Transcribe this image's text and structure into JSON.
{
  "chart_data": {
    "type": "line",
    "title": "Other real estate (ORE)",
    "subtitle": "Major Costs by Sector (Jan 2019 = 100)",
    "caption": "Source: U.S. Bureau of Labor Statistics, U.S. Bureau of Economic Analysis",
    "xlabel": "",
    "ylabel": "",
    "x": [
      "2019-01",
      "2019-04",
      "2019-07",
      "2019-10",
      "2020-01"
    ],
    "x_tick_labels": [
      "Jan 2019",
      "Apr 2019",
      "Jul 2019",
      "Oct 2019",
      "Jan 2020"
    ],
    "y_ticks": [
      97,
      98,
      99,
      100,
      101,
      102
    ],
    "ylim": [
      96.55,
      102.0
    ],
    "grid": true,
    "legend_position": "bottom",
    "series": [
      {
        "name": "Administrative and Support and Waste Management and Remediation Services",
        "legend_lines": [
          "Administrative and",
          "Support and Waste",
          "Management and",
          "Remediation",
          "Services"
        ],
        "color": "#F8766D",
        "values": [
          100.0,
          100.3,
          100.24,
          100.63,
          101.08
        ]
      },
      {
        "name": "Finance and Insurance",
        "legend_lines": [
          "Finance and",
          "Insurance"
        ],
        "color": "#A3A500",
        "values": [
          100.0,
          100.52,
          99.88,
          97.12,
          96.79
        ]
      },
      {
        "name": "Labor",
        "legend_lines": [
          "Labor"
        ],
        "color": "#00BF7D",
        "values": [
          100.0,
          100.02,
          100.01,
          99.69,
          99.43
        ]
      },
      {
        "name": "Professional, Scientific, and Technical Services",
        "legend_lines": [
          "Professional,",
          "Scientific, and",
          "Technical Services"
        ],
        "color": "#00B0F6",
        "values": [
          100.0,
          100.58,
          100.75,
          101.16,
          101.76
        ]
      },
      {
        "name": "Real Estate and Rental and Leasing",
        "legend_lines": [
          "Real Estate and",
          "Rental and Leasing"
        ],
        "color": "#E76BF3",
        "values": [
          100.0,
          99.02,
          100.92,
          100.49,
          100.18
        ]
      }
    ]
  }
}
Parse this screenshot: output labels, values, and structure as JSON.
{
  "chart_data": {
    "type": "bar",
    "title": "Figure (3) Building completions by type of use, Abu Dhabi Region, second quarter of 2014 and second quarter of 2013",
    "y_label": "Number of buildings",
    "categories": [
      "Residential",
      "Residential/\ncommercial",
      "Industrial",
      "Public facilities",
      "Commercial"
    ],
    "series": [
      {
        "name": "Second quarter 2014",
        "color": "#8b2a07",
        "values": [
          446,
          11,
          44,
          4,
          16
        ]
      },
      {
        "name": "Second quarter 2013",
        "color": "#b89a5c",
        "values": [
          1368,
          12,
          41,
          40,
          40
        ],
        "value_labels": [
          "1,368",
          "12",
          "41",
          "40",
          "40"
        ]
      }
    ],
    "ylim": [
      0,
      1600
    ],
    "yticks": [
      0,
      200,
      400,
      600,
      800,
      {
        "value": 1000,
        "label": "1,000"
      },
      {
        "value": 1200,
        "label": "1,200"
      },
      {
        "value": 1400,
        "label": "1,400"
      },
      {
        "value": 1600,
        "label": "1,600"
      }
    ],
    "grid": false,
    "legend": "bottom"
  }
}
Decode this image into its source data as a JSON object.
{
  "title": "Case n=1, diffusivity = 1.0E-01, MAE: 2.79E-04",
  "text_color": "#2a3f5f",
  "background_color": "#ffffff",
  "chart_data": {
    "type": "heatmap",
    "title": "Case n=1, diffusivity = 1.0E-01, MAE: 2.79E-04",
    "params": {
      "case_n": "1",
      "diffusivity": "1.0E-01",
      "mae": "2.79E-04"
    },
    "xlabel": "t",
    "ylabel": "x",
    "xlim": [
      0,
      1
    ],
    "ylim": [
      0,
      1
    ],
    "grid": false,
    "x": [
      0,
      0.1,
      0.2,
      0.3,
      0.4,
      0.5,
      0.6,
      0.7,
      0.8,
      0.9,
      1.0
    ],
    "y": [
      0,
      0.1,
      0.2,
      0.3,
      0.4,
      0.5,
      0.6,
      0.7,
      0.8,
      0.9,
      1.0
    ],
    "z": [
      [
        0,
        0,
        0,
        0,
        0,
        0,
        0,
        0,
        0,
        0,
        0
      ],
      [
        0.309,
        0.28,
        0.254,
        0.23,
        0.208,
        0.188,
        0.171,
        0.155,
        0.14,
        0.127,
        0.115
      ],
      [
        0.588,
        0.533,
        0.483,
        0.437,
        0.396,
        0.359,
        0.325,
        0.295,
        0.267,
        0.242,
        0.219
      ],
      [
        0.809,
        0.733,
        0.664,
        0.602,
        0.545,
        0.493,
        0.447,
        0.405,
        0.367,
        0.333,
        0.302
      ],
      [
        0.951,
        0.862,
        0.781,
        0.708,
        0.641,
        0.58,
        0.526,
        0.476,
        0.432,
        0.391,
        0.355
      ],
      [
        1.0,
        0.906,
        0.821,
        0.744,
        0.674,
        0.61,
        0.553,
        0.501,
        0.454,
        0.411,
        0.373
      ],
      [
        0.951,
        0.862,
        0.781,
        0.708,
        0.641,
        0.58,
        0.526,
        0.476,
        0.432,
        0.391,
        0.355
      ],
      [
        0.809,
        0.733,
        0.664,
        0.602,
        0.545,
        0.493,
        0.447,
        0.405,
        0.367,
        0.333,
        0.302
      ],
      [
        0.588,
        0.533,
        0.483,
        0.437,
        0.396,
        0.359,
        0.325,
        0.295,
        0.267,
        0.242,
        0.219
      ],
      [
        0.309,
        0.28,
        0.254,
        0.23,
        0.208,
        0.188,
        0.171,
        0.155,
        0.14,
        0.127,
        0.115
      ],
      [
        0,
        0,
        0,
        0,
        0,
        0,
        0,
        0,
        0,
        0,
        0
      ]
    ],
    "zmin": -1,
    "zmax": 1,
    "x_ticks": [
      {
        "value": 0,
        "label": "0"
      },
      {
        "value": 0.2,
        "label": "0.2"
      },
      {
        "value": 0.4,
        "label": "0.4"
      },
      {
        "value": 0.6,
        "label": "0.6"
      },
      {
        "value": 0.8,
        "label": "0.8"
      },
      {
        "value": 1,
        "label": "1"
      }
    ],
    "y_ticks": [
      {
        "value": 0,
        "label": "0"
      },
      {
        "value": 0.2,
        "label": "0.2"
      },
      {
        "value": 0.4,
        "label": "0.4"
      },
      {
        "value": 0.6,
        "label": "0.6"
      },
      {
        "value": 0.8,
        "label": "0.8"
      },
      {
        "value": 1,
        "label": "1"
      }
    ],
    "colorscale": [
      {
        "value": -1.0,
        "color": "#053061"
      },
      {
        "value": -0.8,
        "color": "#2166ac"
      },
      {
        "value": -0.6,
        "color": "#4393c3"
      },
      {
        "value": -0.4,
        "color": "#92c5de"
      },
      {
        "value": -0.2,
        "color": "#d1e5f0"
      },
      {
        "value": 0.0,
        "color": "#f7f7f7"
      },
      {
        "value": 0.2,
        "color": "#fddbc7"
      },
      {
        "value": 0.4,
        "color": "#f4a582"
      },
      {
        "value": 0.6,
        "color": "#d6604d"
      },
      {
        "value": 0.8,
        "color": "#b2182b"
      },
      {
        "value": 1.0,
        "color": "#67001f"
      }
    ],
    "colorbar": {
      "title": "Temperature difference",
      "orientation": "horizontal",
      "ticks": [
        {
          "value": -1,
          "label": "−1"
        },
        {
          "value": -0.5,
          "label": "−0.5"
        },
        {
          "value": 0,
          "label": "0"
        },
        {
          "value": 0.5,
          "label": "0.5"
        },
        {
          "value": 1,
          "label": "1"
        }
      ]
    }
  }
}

+++

From the listing above, extract every line exactly as it stands.

Transcribe this image's text and structure into JSON.
{
  "chart_data": {
    "type": "line",
    "title": "Other real estate (ORE)",
    "subtitle": "Major Costs by Sector (Jan 2019 = 100)",
    "caption": "Source: U.S. Bureau of Labor Statistics, U.S. Bureau of Economic Analysis",
    "xlabel": "",
    "ylabel": "",
    "x": [
      "2019-01",
      "2019-04",
      "2019-07",
      "2019-10",
      "2020-01"
    ],
    "x_tick_labels": [
      "Jan 2019",
      "Apr 2019",
      "Jul 2019",
      "Oct 2019",
      "Jan 2020"
    ],
    "y_ticks": [
      97,
      98,
      99,
      100,
      101,
      102
    ],
    "ylim": [
      96.55,
      102.0
    ],
    "grid": true,
    "legend_position": "bottom",
    "series": [
      {
        "name": "Administrative and Support and Waste Management and Remediation Services",
        "legend_lines": [
          "Administrative and",
          "Support and Waste",
          "Management and",
          "Remediation",
          "Services"
        ],
        "color": "#F8766D",
        "values": [
          100.0,
          100.3,
          100.24,
          100.63,
          101.08
        ]
      },
      {
        "name": "Finance and Insurance",
        "legend_lines": [
          "Finance and",
          "Insurance"
        ],
        "color": "#A3A500",
        "values": [
          100.0,
          100.52,
          99.88,
          97.12,
          96.79
        ]
      },
      {
        "name": "Labor",
        "legend_lines": [
          "Labor"
        ],
        "color": "#00BF7D",
        "values": [
          100.0,
          100.02,
          100.01,
          99.69,
          99.43
        ]
      },
      {
        "name": "Professional, Scientific, and Technical Services",
        "legend_lines": [
          "Professional,",
          "Scientific, and",
          "Technical Services"
        ],
        "color": "#00B0F6",
        "values": [
          100.0,
          100.58,
          100.75,
          101.16,
          101.76
        ]
      },
      {
        "name": "Real Estate and Rental and Leasing",
        "legend_lines": [
          "Real Estate and",
          "Rental and Leasing"
        ],
        "color": "#E76BF3",
        "values": [
          100.0,
          99.02,
          100.92,
          100.49,
          100.18
        ]
      }
    ]
  }
}
Parse this screenshot: output labels, values, and structure as JSON.
{
  "chart_data": {
    "type": "bar",
    "title": "Figure (3) Building completions by type of use, Abu Dhabi Region, second quarter of 2014 and second quarter of 2013",
    "y_label": "Number of buildings",
    "categories": [
      "Residential",
      "Residential/\ncommercial",
      "Industrial",
      "Public facilities",
      "Commercial"
    ],
    "series": [
      {
        "name": "Second quarter 2014",
        "color": "#8b2a07",
        "values": [
          446,
          11,
          44,
          4,
          16
        ]
      },
      {
        "name": "Second quarter 2013",
        "color": "#b89a5c",
        "values": [
          1368,
          12,
          41,
          40,
          40
        ],
        "value_labels": [
          "1,368",
          "12",
          "41",
          "40",
          "40"
        ]
      }
    ],
    "ylim": [
      0,
      1600
    ],
    "yticks": [
      0,
      200,
      400,
      600,
      800,
      {
        "value": 1000,
        "label": "1,000"
      },
      {
        "value": 1200,
        "label": "1,200"
      },
      {
        "value": 1400,
        "label": "1,400"
      },
      {
        "value": 1600,
        "label": "1,600"
      }
    ],
    "grid": false,
    "legend": "bottom"
  }
}
Decode this image into its source data as a JSON object.
{
  "title": "Case n=1, diffusivity = 1.0E-01, MAE: 2.79E-04",
  "text_color": "#2a3f5f",
  "background_color": "#ffffff",
  "chart_data": {
    "type": "heatmap",
    "title": "Case n=1, diffusivity = 1.0E-01, MAE: 2.79E-04",
    "params": {
      "case_n": "1",
      "diffusivity": "1.0E-01",
      "mae": "2.79E-04"
    },
    "xlabel": "t",
    "ylabel": "x",
    "xlim": [
      0,
      1
    ],
    "ylim": [
      0,
      1
    ],
    "grid": false,
    "x": [
      0,
      0.1,
      0.2,
      0.3,
      0.4,
      0.5,
      0.6,
      0.7,
      0.8,
      0.9,
      1.0
    ],
    "y": [
      0,
      0.1,
      0.2,
      0.3,
      0.4,
      0.5,
      0.6,
      0.7,
      0.8,
      0.9,
      1.0
    ],
    "z": [
      [
        0,
        0,
        0,
        0,
        0,
        0,
        0,
        0,
        0,
        0,
        0
      ],
      [
        0.309,
        0.28,
        0.254,
        0.23,
        0.208,
        0.188,
        0.171,
        0.155,
        0.14,
        0.127,
        0.115
      ],
      [
        0.588,
        0.533,
        0.483,
        0.437,
        0.396,
        0.359,
        0.325,
        0.295,
        0.267,
        0.242,
        0.219
      ],
      [
        0.809,
        0.733,
        0.664,
        0.602,
        0.545,
        0.493,
        0.447,
        0.405,
        0.367,
        0.333,
        0.302
      ],
      [
        0.951,
        0.862,
        0.781,
        0.708,
        0.641,
        0.58,
        0.526,
        0.476,
        0.432,
        0.391,
        0.355
      ],
      [
        1.0,
        0.906,
        0.821,
        0.744,
        0.674,
        0.61,
        0.553,
        0.501,
        0.454,
        0.411,
        0.373
      ],
      [
        0.951,
        0.862,
        0.781,
        0.708,
        0.641,
        0.58,
        0.526,
        0.476,
        0.432,
        0.391,
        0.355
      ],
      [
        0.809,
        0.733,
        0.664,
        0.602,
        0.545,
        0.493,
        0.447,
        0.405,
        0.367,
        0.333,
        0.302
      ],
      [
        0.588,
        0.533,
        0.483,
        0.437,
        0.396,
        0.359,
        0.325,
        0.295,
        0.267,
        0.242,
        0.219
      ],
      [
        0.309,
        0.28,
        0.254,
        0.23,
        0.208,
        0.188,
        0.171,
        0.155,
        0.14,
        0.127,
        0.115
      ],
      [
        0,
        0,
        0,
        0,
        0,
        0,
        0,
        0,
        0,
        0,
        0
      ]
    ],
    "zmin": -1,
    "zmax": 1,
    "x_ticks": [
      {
        "value": 0,
        "label": "0"
      },
      {
        "value": 0.2,
        "label": "0.2"
      },
      {
        "value": 0.4,
        "label": "0.4"
      },
      {
        "value": 0.6,
        "label": "0.6"
      },
      {
        "value": 0.8,
        "label": "0.8"
      },
      {
        "value": 1,
        "label": "1"
      }
    ],
    "y_ticks": [
      {
        "value": 0,
        "label": "0"
      },
      {
        "value": 0.2,
        "label": "0.2"
      },
      {
        "value": 0.4,
        "label": "0.4"
      },
      {
        "value": 0.6,
        "label": "0.6"
      },
      {
        "value": 0.8,
        "label": "0.8"
      },
      {
        "value": 1,
        "label": "1"
      }
    ],
    "colorscale": [
      {
        "value": -1.0,
        "color": "#053061"
      },
      {
        "value": -0.8,
        "color": "#2166ac"
      },
      {
        "value": -0.6,
        "color": "#4393c3"
      },
      {
        "value": -0.4,
        "color": "#92c5de"
      },
      {
        "value": -0.2,
        "color": "#d1e5f0"
      },
      {
        "value": 0.0,
        "color": "#f7f7f7"
      },
      {
        "value": 0.2,
        "color": "#fddbc7"
      },
      {
        "value": 0.4,
        "color": "#f4a582"
      },
      {
        "value": 0.6,
        "color": "#d6604d"
      },
      {
        "value": 0.8,
        "color": "#b2182b"
      },
      {
        "value": 1.0,
        "color": "#67001f"
      }
    ],
    "colorbar": {
      "title": "Temperature difference",
      "orientation": "horizontal",
      "ticks": [
        {
          "value": -1,
          "label": "−1"
        },
        {
          "value": -0.5,
          "label": "−0.5"
        },
        {
          "value": 0,
          "label": "0"
        },
        {
          "value": 0.5,
          "label": "0.5"
        },
        {
          "value": 1,
          "label": "1"
        }
      ]
    }
  }
}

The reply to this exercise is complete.